**PROBLEM TO WORK ON**
Gather each line in the entries that includes the string "this".

**MATERIAL PROVIDED**
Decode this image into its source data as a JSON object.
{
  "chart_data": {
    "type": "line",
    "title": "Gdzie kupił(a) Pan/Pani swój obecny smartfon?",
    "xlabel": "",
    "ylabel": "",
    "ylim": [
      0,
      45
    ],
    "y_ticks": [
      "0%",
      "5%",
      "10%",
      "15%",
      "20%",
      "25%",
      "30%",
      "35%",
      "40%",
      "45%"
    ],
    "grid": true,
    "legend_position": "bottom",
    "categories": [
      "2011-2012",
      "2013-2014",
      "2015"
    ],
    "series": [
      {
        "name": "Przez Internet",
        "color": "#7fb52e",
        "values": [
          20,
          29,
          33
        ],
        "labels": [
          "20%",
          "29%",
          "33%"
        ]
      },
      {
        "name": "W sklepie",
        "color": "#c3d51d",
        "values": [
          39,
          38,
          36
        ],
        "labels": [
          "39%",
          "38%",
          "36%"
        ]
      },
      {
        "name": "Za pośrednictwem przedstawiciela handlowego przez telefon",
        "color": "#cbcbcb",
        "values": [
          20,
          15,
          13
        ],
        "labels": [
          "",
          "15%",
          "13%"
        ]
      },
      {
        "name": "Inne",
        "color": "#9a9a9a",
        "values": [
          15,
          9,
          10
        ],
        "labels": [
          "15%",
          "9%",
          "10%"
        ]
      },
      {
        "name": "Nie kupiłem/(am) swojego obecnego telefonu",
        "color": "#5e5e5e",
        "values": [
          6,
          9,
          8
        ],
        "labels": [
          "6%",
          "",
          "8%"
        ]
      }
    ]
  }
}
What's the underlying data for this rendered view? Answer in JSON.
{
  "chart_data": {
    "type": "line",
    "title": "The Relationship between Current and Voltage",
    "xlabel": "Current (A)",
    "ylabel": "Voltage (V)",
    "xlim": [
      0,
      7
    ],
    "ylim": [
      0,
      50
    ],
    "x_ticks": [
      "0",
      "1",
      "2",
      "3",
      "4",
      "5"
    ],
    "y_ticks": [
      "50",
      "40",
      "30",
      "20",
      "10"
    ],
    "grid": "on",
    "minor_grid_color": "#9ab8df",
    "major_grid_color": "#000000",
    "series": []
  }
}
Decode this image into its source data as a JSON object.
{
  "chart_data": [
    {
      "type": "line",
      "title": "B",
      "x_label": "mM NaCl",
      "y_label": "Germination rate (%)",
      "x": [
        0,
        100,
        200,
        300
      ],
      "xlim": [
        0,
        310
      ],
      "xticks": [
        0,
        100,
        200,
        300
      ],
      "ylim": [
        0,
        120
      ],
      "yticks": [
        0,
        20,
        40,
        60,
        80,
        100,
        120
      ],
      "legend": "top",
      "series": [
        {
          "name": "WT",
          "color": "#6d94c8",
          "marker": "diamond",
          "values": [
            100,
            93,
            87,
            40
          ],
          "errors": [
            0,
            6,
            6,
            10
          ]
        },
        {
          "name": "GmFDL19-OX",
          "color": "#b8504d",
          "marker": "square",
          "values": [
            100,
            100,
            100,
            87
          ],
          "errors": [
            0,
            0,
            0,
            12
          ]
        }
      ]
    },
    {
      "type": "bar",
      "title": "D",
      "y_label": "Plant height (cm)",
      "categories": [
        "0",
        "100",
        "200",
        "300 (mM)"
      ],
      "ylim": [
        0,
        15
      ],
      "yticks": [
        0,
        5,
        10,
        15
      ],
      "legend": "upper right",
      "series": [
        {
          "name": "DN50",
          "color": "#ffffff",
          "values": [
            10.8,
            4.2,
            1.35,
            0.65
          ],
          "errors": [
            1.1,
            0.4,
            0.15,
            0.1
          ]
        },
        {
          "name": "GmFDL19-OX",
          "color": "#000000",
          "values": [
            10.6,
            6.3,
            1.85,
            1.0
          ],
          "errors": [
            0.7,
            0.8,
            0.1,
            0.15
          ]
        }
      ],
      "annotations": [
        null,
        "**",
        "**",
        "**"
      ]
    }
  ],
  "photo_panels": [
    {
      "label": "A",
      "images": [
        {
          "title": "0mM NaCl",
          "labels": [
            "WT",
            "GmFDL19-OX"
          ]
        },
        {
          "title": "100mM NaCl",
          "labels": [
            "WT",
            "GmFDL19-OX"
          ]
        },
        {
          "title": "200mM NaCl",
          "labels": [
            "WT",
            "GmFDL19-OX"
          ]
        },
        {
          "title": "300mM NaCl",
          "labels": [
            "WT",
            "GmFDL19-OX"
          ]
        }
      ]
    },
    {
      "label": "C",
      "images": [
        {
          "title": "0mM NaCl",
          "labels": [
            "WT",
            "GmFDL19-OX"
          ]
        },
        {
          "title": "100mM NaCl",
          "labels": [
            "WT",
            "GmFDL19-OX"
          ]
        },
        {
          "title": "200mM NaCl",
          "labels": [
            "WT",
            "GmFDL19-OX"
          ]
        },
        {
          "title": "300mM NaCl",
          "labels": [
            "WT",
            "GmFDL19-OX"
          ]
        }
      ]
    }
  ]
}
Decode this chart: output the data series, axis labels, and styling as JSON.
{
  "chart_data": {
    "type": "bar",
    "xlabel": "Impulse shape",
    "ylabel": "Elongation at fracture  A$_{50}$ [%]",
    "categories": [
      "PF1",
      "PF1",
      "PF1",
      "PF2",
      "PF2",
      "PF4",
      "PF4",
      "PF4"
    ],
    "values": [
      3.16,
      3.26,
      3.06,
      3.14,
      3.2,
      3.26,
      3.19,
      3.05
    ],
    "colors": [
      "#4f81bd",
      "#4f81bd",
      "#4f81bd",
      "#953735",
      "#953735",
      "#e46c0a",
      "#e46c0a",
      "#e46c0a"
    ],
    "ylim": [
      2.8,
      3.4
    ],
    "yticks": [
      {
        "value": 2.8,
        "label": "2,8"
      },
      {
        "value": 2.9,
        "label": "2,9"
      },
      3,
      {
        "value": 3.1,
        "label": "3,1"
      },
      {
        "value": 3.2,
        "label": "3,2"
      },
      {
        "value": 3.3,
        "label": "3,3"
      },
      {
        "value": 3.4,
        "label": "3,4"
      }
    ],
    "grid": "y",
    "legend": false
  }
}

**OUTPUT**
Decode this image into its source data as a JSON object.
What's the underlying data for this rendered view? Answer in JSON.
Decode this image into its source data as a JSON object.
Decode this chart: output the data series, axis labels, and styling as JSON.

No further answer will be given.